Output each entry that follows exactly. Images stay out.

> **Records supplied**
## start
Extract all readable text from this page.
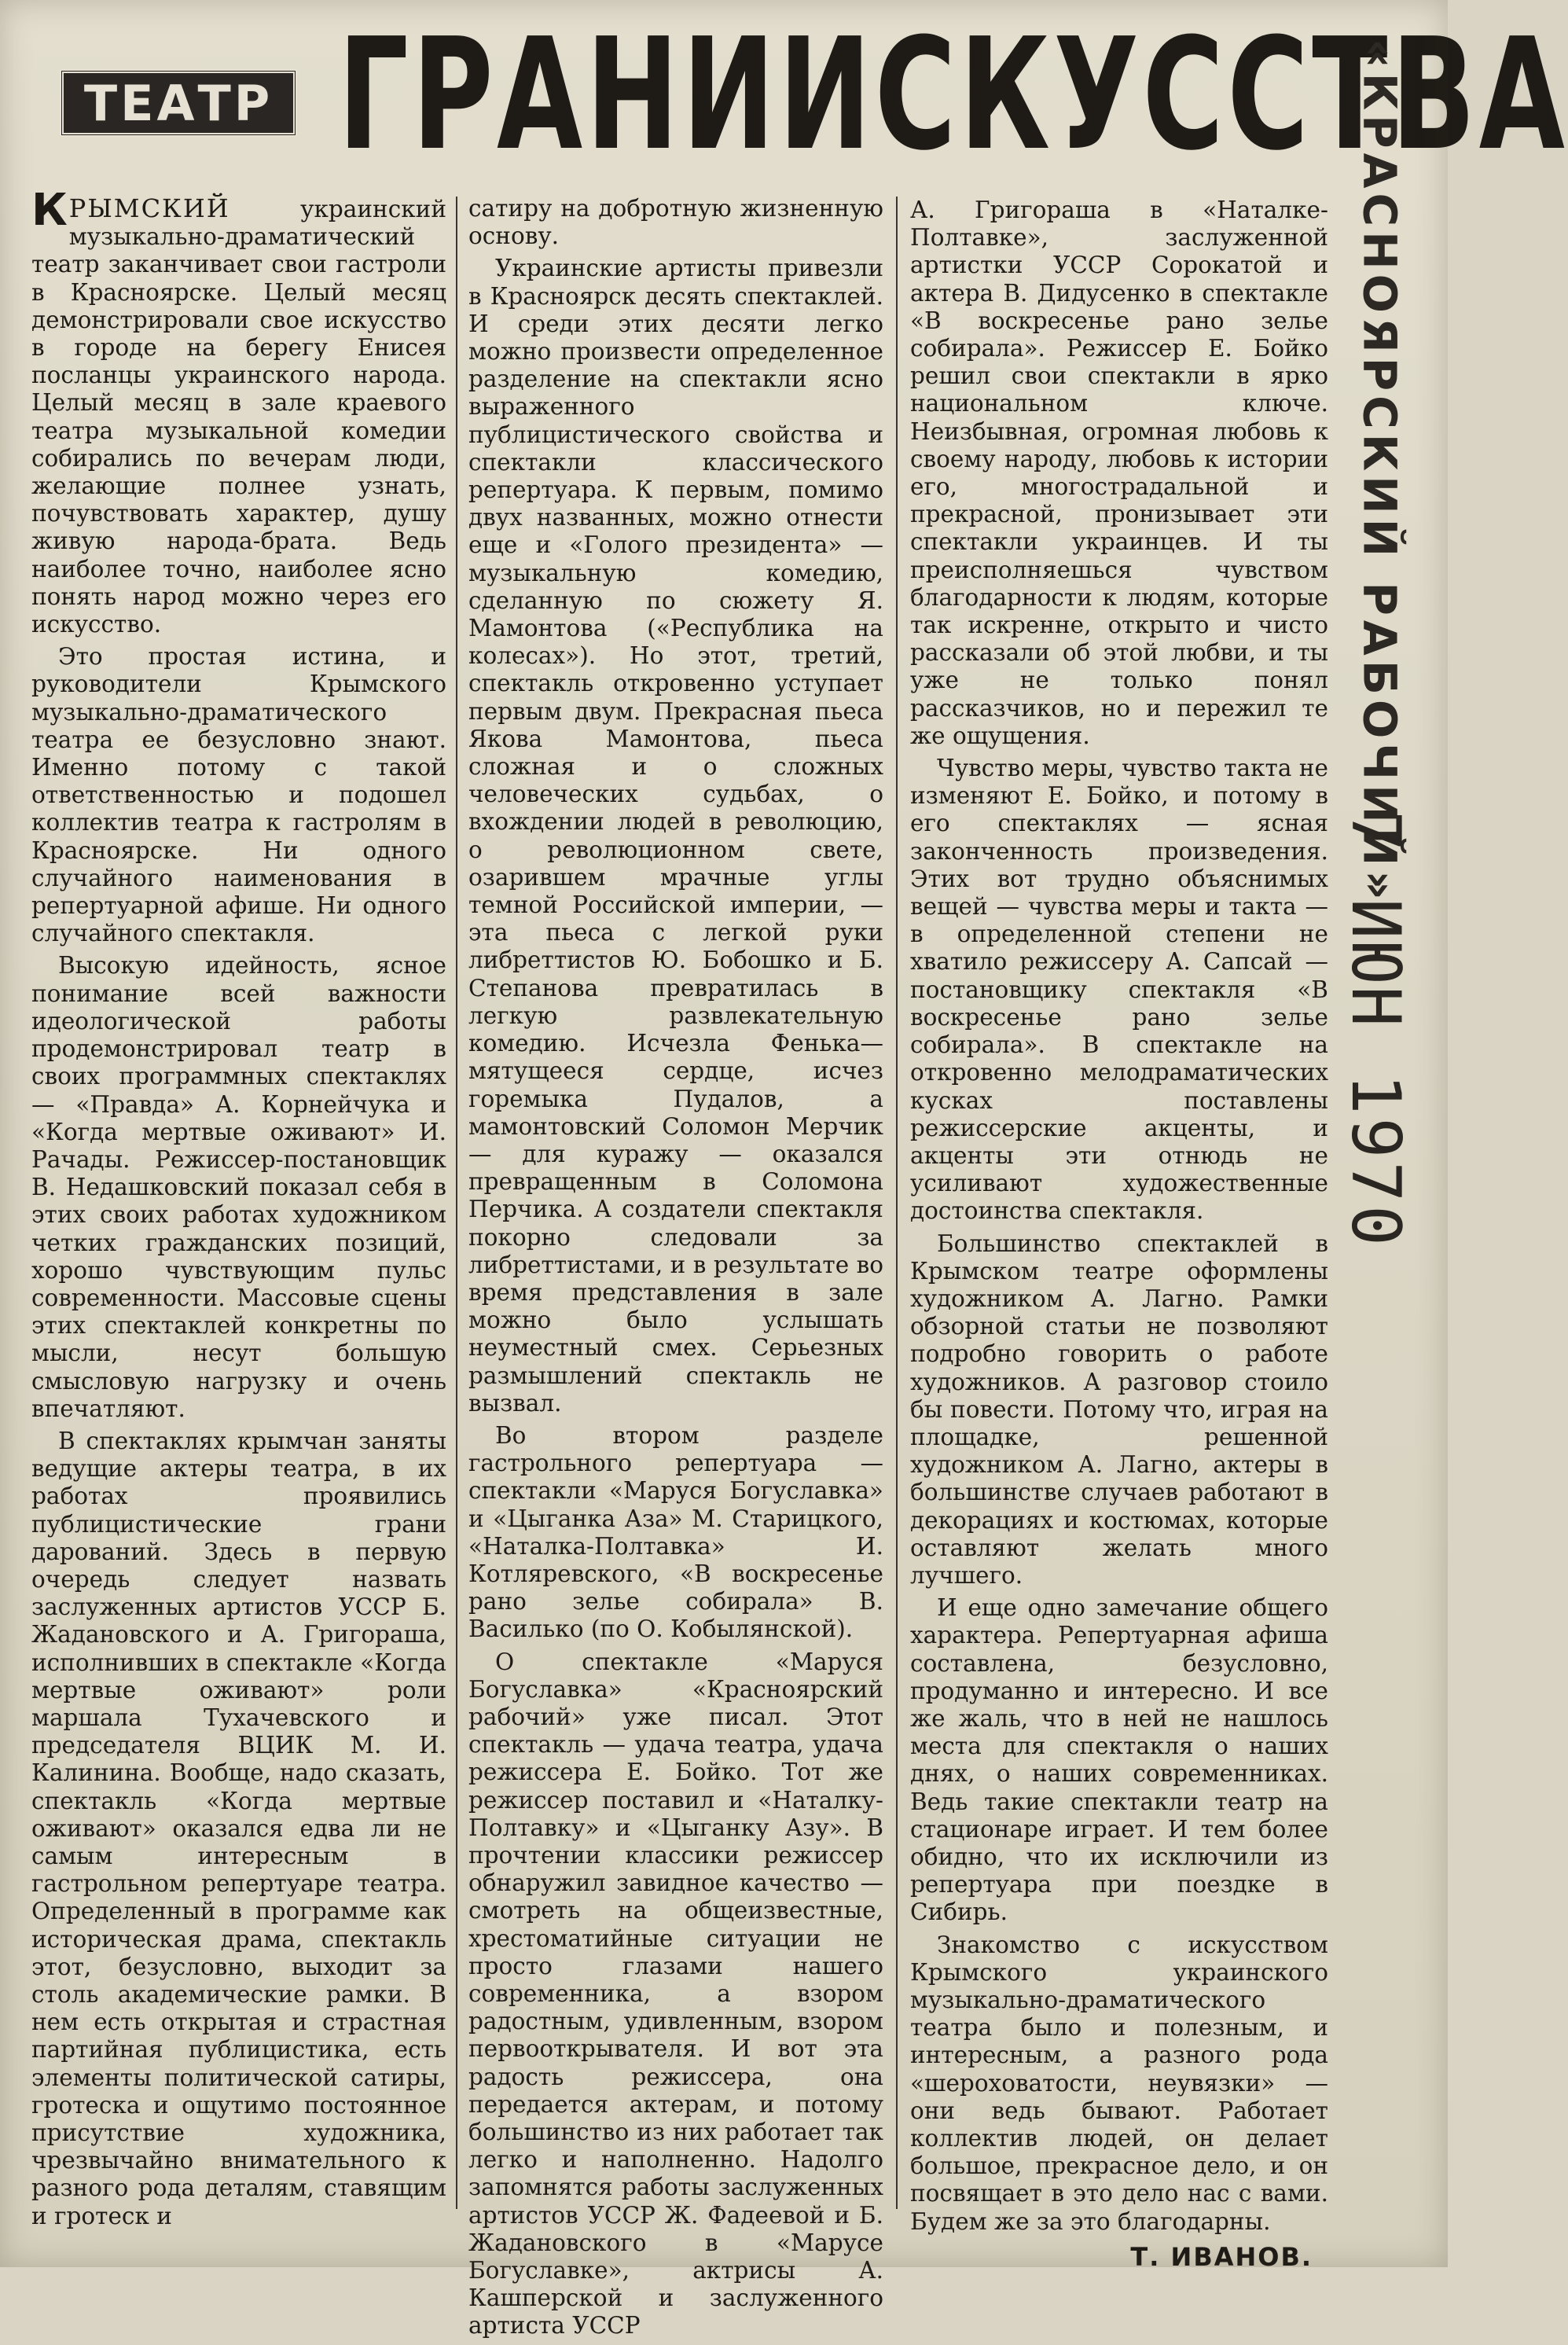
ТЕАТР ГРАНИ ИСКУССТВА

КРЫМСКИЙ	украинский музыкально-драматический театр заканчивает свои гастроли в Красноярске. Целый месяц демонстрировали свое искусство в городе на берегу Енисея посланцы украинского народа. Целый месяц в зале краевого театра музыкальной комедии собирались по вечерам люди, желающие полнее узнать, почувствовать характер, душу живую народа-брата. Ведь наиболее точно, наиболее ясно понять народ можно через его искусство.

Это простая истина, и руководители Крымского музыкально-драматического театра ее безусловно знают. Именно потому с такой ответственностью и подошел коллектив театра к гастролям в Красноярске. Ни одного случайного наименования в репертуарной афише. Ни одного случайного спектакля.

Высокую идейность, ясное понимание всей важности идеологической работы продемонстрировал театр в своих программных спектаклях — «Правда» А. Корнейчука и «Когда мертвые оживают» И. Рачады. Режиссер-постановщик В. Недашковский показал себя в этих своих работах художником четких гражданских позиций, хорошо чувствующим пульс современности. Массовые сцены этих спектаклей конкретны по мысли, несут большую смысловую нагрузку и очень впечатляют.

В спектаклях крымчан заняты ведущие актеры театра, в их работах проявились публицистические грани дарований. Здесь в первую очередь следует назвать заслуженных артистов УССР Б. Жадановского и А. Григораша, исполнивших в спектакле «Когда мертвые оживают» роли маршала Тухачевского и председателя ВЦИК М. И. Калинина. Вообще, надо сказать, спектакль «Когда мертвые оживают» оказался едва ли не самым интересным в гастрольном репертуаре театра. Определенный в программе как историческая драма, спектакль этот, безусловно, выходит за столь академические рамки. В нем есть открытая и страстная партийная публицистика, есть элементы политической сатиры, гротеска и ощутимо постоянное присутствие художника, чрезвычайно внимательного к разного рода деталям, ставящим и гротеск и

сатиру на добротную жизненную основу.

Украинские артисты привезли в Красноярск десять спектаклей. И среди этих десяти легко можно произвести определенное разделение на спектакли ясно выраженного публицистического свойства и спектакли классического репертуара. К первым, помимо двух названных, можно отнести еще и «Голого президента» — музыкальную комедию, сделанную по сюжету Я. Мамонтова («Республика на колесах»). Но этот, третий, спектакль откровенно уступает первым двум. Прекрасная пьеса Якова Мамонтова, пьеса сложная и о сложных человеческих судьбах, о вхождении людей в революцию, о революционном свете, озарившем мрачные углы темной Российской империи, — эта пьеса с легкой руки либреттистов Ю. Бобошко и Б. Степанова превратилась в легкую развлекательную комедию. Исчезла Фенька—мятущееся сердце, исчез горемыка Пудалов, а мамонтовский Соломон Мерчик — для куражу — оказался превращенным в Соломона Перчика. А создатели спектакля покорно следовали за либреттистами, и в результате во время представления в зале можно было услышать неуместный смех. Серьезных размышлений спектакль не вызвал.

Во втором разделе гастрольного репертуара — спектакли «Маруся Богуславка» и «Цыганка Аза» М. Старицкого, «Наталка-Полтавка» И. Котляревского, «В воскресенье рано зелье собирала» В. Василько (по О. Кобылянской).

О спектакле «Маруся Богуславка» «Красноярский рабочий» уже писал. Этот спектакль — удача театра, удача режиссера Е. Бойко. Тот же режиссер поставил и «Наталку-Полтавку» и «Цыганку Азу». В прочтении классики режиссер обнаружил завидное качество — смотреть на общеизвестные, хрестоматийные ситуации не просто глазами нашего современника, а взором радостным, удивленным, взором первооткрывателя. И вот эта радость режиссера, она передается актерам, и потому большинство из них работает так легко и наполненно. Надолго запомнятся работы заслуженных артистов УССР Ж. Фадеевой и Б. Жадановского в «Марусе Богуславке», актрисы А. Кашперской и заслуженного артиста УССР

А. Григораша в «Наталке-Полтавке», заслуженной артистки УССР Сорокатой и актера В. Дидусенко в спектакле «В воскресенье рано зелье собирала». Режиссер Е. Бойко решил свои спектакли в ярко национальном ключе. Неизбывная, огромная любовь к своему народу, любовь к истории его, многострадальной и прекрасной, пронизывает эти спектакли украинцев. И ты преисполняешься чувством благодарности к людям, которые так искренне, открыто и чисто рассказали об этой любви, и ты уже не только понял рассказчиков, но и пережил те же ощущения.

Чувство меры, чувство такта не изменяют Е. Бойко, и потому в его спектаклях — ясная законченность произведения. Этих вот трудно объяснимых вещей — чувства меры и такта — в определенной степени не хватило режиссеру А. Сапсай — постановщику спектакля «В воскресенье рано зелье собирала». В спектакле на откровенно мелодраматических кусках поставлены режиссерские акценты, и акценты эти отнюдь не усиливают художественные достоинства спектакля.

Большинство спектаклей в Крымском театре оформлены художником А. Лагно. Рамки обзорной статьи не позволяют подробно говорить о работе художников. А разговор стоило бы повести. Потому что, играя на площадке, решенной художником А. Лагно, актеры в большинстве случаев работают в декорациях и костюмах, которые оставляют желать много лучшего.

И еще одно замечание общего характера. Репертуарная афиша составлена, безусловно, продуманно и интересно. И все же жаль, что в ней не нашлось места для спектакля о наших днях, о наших современниках. Ведь такие спектакли театр на стационаре играет. И тем более обидно, что их исключили из репертуара при поездке в Сибирь.

Знакомство с искусством Крымского украинского музыкально-драматического театра было и полезным, и интересным, а разного рода «шероховатости, неувязки» — они ведь бывают. Работает коллектив людей, он делает большое, прекрасное дело, и он посвящает в это дело нас с вами. Будем же за это благодарны.

Т. ИВАНОВ.
«КРАСНОЯРСКИЙ РАБОЧИЙ»
7 ИЮН 1970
## end
> **Answer for the task**
Extract all readable text from this page.
ТЕАТР ГРАНИ ИСКУССТВА

КРЫМСКИЙ	украинский музыкально-драматический театр заканчивает свои гастроли в Красноярске. Целый месяц демонстрировали свое искусство в городе на берегу Енисея посланцы украинского народа. Целый месяц в зале краевого театра музыкальной комедии собирались по вечерам люди, желающие полнее узнать, почувствовать характер, душу живую народа-брата. Ведь наиболее точно, наиболее ясно понять народ можно через его искусство.

Это простая истина, и руководители Крымского музыкально-драматического театра ее безусловно знают. Именно потому с такой ответственностью и подошел коллектив театра к гастролям в Красноярске. Ни одного случайного наименования в репертуарной афише. Ни одного случайного спектакля.

Высокую идейность, ясное понимание всей важности идеологической работы продемонстрировал театр в своих программных спектаклях — «Правда» А. Корнейчука и «Когда мертвые оживают» И. Рачады. Режиссер-постановщик В. Недашковский показал себя в этих своих работах художником четких гражданских позиций, хорошо чувствующим пульс современности. Массовые сцены этих спектаклей конкретны по мысли, несут большую смысловую нагрузку и очень впечатляют.

В спектаклях крымчан заняты ведущие актеры театра, в их работах проявились публицистические грани дарований. Здесь в первую очередь следует назвать заслуженных артистов УССР Б. Жадановского и А. Григораша, исполнивших в спектакле «Когда мертвые оживают» роли маршала Тухачевского и председателя ВЦИК М. И. Калинина. Вообще, надо сказать, спектакль «Когда мертвые оживают» оказался едва ли не самым интересным в гастрольном репертуаре театра. Определенный в программе как историческая драма, спектакль этот, безусловно, выходит за столь академические рамки. В нем есть открытая и страстная партийная публицистика, есть элементы политической сатиры, гротеска и ощутимо постоянное присутствие художника, чрезвычайно внимательного к разного рода деталям, ставящим и гротеск и

сатиру на добротную жизненную основу.

Украинские артисты привезли в Красноярск десять спектаклей. И среди этих десяти легко можно произвести определенное разделение на спектакли ясно выраженного публицистического свойства и спектакли классического репертуара. К первым, помимо двух названных, можно отнести еще и «Голого президента» — музыкальную комедию, сделанную по сюжету Я. Мамонтова («Республика на колесах»). Но этот, третий, спектакль откровенно уступает первым двум. Прекрасная пьеса Якова Мамонтова, пьеса сложная и о сложных человеческих судьбах, о вхождении людей в революцию, о революционном свете, озарившем мрачные углы темной Российской империи, — эта пьеса с легкой руки либреттистов Ю. Бобошко и Б. Степанова превратилась в легкую развлекательную комедию. Исчезла Фенька—мятущееся сердце, исчез горемыка Пудалов, а мамонтовский Соломон Мерчик — для куражу — оказался превращенным в Соломона Перчика. А создатели спектакля покорно следовали за либреттистами, и в результате во время представления в зале можно было услышать неуместный смех. Серьезных размышлений спектакль не вызвал.

Во втором разделе гастрольного репертуара — спектакли «Маруся Богуславка» и «Цыганка Аза» М. Старицкого, «Наталка-Полтавка» И. Котляревского, «В воскресенье рано зелье собирала» В. Василько (по О. Кобылянской).

О спектакле «Маруся Богуславка» «Красноярский рабочий» уже писал. Этот спектакль — удача театра, удача режиссера Е. Бойко. Тот же режиссер поставил и «Наталку-Полтавку» и «Цыганку Азу». В прочтении классики режиссер обнаружил завидное качество — смотреть на общеизвестные, хрестоматийные ситуации не просто глазами нашего современника, а взором радостным, удивленным, взором первооткрывателя. И вот эта радость режиссера, она передается актерам, и потому большинство из них работает так легко и наполненно. Надолго запомнятся работы заслуженных артистов УССР Ж. Фадеевой и Б. Жадановского в «Марусе Богуславке», актрисы А. Кашперской и заслуженного артиста УССР

А. Григораша в «Наталке-Полтавке», заслуженной артистки УССР Сорокатой и актера В. Дидусенко в спектакле «В воскресенье рано зелье собирала». Режиссер Е. Бойко решил свои спектакли в ярко национальном ключе. Неизбывная, огромная любовь к своему народу, любовь к истории его, многострадальной и прекрасной, пронизывает эти спектакли украинцев. И ты преисполняешься чувством благодарности к людям, которые так искренне, открыто и чисто рассказали об этой любви, и ты уже не только понял рассказчиков, но и пережил те же ощущения.

Чувство меры, чувство такта не изменяют Е. Бойко, и потому в его спектаклях — ясная законченность произведения. Этих вот трудно объяснимых вещей — чувства меры и такта — в определенной степени не хватило режиссеру А. Сапсай — постановщику спектакля «В воскресенье рано зелье собирала». В спектакле на откровенно мелодраматических кусках поставлены режиссерские акценты, и акценты эти отнюдь не усиливают художественные достоинства спектакля.

Большинство спектаклей в Крымском театре оформлены художником А. Лагно. Рамки обзорной статьи не позволяют подробно говорить о работе художников. А разговор стоило бы повести. Потому что, играя на площадке, решенной художником А. Лагно, актеры в большинстве случаев работают в декорациях и костюмах, которые оставляют желать много лучшего.

И еще одно замечание общего характера. Репертуарная афиша составлена, безусловно, продуманно и интересно. И все же жаль, что в ней не нашлось места для спектакля о наших днях, о наших современниках. Ведь такие спектакли театр на стационаре играет. И тем более обидно, что их исключили из репертуара при поездке в Сибирь.

Знакомство с искусством Крымского украинского музыкально-драматического театра было и полезным, и интересным, а разного рода «шероховатости, неувязки» — они ведь бывают. Работает коллектив людей, он делает большое, прекрасное дело, и он посвящает в это дело нас с вами. Будем же за это благодарны.

Т. ИВАНОВ.
«КРАСНОЯРСКИЙ РАБОЧИЙ»
7 ИЮН 1970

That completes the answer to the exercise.